Text start

Auto Vectorization in Rust

1. Background

SIMD(Single Instruction Multiple Data) is a commonly used acceleration technology in computing scenarios. This technique improves program performance by replacing general assembly instructions with SIMD instructions provided by the CPU. These SIMD instructions use some special registers, which can put multiple general integer or floating point values at a time, just like a vector, so as to achieve the effect of performing multiple operations in one instruction cycle. So this technique is also called vectorization.

LLVM provides some automatic vectorization optimization mechanisms, which can automatically perform SIMD optimization work in some scenarios. But in many other scenarios, we still need to manually use SIMD instructions to rewrite the program to get the SIMD acceleration effect.

The Rust compiler does a good job of generating proper LLVM IR to get SIMD instruction acceleration. And Rust developers currently have multiple ways to use these SIMD instructions:

· stdarch

· protable-SIMD

· use 'extern “platform-intrinsics” ' Abi directly

(I also made some contributions in stdarch last year)

Text end
Record set start

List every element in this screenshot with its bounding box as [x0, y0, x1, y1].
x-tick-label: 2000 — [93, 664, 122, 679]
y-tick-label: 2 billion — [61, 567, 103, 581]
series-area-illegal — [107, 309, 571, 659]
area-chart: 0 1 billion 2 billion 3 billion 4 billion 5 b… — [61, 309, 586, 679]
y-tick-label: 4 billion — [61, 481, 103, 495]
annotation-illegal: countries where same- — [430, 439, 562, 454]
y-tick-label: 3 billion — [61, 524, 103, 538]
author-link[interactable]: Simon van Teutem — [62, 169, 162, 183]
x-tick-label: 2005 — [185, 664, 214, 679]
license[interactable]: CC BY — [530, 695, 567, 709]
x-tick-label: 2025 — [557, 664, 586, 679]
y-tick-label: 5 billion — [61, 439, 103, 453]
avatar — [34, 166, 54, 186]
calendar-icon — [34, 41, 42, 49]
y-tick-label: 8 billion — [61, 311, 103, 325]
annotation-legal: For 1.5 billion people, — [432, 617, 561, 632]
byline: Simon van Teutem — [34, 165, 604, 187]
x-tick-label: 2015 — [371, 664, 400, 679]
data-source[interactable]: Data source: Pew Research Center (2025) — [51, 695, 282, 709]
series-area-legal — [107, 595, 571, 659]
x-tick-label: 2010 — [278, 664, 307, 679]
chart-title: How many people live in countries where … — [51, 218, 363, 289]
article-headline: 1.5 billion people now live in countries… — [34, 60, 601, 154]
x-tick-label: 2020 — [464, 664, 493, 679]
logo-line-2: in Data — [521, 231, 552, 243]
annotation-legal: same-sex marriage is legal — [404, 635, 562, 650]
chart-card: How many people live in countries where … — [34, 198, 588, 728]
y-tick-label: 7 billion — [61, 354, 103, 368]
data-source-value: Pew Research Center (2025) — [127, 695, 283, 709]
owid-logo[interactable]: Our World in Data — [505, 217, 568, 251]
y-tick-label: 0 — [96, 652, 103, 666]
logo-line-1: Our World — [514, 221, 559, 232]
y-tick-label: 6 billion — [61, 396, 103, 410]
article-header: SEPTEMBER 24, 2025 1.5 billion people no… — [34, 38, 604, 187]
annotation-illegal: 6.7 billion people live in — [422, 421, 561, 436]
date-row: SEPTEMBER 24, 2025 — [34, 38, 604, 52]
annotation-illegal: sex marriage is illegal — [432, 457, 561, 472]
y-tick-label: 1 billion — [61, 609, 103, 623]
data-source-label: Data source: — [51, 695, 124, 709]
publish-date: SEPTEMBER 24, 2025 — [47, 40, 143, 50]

Record set end

Stated goal 1:
Answer from the Rust vectorization text:
(a) What does SIMD stand for?
(b) What provides some automatic vectorization optimization mechanisms?
(c) Where does the writer say they made some contributions last year?
Stated goal 2:
List every line of the listing that contains the string "article", matching case exactly.
The listing has no connection to the Rust vectorization text.

Solution 1:
(a) Single Instruction Multiple Data
(b) LLVM
(c) stdarch

Solution 2:
article-headline: 1.5 billion people now live in countries… — [34, 60, 601, 154]
article-header: SEPTEMBER 24, 2025 1.5 billion people no… — [34, 38, 604, 187]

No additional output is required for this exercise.